RAW DATA ▸
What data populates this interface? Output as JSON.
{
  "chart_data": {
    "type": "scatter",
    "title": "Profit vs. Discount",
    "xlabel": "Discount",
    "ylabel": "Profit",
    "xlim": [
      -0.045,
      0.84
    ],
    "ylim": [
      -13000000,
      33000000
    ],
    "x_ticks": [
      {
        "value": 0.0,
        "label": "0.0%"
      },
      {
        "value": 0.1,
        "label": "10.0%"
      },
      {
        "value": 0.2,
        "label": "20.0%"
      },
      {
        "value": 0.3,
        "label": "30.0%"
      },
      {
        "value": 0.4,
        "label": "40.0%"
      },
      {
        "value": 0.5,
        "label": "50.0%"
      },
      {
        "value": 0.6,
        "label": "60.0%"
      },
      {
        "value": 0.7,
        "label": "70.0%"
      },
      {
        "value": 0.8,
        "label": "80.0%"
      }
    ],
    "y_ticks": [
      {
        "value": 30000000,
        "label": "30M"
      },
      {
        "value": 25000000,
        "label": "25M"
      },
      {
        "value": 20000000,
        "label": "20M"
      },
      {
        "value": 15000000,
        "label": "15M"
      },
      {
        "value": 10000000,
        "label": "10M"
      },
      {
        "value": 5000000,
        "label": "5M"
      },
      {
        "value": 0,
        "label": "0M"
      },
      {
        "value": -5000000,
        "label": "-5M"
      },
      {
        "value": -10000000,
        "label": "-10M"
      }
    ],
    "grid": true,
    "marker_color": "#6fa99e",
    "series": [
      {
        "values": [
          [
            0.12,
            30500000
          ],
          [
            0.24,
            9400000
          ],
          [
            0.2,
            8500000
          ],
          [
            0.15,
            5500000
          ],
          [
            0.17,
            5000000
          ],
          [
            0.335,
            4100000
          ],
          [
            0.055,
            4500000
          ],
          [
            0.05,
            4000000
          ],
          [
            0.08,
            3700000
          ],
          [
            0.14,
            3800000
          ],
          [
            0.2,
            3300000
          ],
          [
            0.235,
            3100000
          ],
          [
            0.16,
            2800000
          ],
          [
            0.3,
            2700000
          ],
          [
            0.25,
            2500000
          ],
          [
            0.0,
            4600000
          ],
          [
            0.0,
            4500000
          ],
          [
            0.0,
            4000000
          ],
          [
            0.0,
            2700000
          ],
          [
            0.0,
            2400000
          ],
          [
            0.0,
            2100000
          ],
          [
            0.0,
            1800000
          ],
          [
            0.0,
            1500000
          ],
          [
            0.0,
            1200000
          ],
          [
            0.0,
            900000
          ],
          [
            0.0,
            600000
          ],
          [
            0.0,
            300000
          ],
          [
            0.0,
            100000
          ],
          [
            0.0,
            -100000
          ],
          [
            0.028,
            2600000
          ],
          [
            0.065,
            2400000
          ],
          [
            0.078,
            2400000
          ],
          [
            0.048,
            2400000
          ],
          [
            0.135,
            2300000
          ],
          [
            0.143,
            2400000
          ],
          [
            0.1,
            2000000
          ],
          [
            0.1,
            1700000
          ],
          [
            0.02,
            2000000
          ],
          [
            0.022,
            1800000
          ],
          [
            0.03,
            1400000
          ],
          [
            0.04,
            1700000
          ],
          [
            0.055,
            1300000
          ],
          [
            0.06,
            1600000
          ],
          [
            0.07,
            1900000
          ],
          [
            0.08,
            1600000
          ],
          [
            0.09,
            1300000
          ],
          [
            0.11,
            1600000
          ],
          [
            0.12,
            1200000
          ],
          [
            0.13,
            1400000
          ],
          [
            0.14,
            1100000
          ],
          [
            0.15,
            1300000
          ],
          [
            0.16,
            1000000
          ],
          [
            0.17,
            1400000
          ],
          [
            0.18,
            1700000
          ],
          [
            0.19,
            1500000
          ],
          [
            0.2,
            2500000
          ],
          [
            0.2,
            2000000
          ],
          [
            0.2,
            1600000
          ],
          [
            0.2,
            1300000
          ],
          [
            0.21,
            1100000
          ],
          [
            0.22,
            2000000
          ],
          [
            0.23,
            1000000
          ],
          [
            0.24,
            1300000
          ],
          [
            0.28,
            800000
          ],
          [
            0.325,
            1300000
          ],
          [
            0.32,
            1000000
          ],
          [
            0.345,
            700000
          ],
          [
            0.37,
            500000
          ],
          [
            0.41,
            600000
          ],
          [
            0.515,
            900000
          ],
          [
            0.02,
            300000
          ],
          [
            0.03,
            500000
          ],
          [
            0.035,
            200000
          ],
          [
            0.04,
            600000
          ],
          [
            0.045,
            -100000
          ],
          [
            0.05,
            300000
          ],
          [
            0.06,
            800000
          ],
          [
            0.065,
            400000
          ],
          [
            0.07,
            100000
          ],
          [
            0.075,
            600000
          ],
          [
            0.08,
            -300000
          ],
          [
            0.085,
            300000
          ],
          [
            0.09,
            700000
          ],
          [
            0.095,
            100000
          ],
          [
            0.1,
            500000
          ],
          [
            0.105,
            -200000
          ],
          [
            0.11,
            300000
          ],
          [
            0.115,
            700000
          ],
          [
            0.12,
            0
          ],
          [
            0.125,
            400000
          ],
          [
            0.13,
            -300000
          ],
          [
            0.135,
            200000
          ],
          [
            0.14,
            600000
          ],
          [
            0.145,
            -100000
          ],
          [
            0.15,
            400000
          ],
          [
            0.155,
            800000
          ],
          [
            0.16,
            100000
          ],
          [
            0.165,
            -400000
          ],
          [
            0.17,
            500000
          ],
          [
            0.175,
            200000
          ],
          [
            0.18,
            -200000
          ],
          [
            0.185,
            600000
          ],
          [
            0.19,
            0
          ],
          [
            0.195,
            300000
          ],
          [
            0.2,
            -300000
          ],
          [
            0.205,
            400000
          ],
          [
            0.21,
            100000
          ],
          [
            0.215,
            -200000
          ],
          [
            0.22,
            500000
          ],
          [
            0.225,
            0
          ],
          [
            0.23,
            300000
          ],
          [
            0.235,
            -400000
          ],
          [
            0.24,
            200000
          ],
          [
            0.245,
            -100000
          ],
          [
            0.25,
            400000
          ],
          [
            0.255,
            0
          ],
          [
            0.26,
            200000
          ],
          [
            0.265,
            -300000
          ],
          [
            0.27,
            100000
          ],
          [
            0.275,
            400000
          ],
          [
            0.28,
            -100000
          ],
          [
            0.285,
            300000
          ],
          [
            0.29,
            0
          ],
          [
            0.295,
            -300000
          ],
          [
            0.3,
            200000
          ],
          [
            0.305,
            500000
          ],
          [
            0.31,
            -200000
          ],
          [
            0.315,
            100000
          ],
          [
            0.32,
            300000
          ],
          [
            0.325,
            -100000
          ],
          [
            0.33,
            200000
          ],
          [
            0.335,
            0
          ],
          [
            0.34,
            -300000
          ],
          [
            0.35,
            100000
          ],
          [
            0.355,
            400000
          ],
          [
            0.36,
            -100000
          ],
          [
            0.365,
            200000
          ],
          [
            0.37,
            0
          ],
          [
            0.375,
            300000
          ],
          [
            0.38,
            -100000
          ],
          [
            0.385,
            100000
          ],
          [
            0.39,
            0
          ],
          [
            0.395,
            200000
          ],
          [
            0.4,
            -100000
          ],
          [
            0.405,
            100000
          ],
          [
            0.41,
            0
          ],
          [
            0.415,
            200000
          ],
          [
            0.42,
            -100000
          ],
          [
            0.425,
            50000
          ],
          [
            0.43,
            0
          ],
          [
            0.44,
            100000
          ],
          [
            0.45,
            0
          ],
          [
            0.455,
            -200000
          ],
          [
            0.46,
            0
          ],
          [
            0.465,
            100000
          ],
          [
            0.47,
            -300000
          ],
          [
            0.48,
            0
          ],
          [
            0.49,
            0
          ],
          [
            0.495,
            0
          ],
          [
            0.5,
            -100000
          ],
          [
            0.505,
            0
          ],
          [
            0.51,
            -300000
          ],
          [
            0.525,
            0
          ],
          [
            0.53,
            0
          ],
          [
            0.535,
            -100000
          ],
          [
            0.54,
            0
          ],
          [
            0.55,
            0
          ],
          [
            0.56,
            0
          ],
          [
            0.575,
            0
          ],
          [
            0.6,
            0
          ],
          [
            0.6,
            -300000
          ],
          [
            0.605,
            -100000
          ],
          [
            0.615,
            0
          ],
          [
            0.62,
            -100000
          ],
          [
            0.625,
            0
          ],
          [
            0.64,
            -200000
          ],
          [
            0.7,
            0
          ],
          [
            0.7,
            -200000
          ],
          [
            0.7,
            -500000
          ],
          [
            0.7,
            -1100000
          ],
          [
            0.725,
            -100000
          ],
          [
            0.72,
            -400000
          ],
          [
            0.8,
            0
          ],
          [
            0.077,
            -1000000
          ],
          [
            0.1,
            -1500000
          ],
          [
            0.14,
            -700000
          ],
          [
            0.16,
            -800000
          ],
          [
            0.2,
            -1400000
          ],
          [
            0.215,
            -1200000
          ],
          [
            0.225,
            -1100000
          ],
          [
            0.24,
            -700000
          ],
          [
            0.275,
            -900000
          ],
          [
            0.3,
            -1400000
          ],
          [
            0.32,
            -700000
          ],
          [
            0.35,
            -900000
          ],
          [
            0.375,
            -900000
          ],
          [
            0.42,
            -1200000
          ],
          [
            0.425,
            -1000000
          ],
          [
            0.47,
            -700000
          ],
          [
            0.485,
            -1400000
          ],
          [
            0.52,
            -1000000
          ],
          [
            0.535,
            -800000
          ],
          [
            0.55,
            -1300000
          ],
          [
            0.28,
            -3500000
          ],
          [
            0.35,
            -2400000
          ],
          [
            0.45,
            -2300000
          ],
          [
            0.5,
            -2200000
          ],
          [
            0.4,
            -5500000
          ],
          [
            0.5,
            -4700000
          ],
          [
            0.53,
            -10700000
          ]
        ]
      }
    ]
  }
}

EXERCISE TASK ▸
Copy out each line of the material that holds the word "Profit".

CORRECT OUTPUT ▸
    "title": "Profit vs. Discount",
    "ylabel": "Profit",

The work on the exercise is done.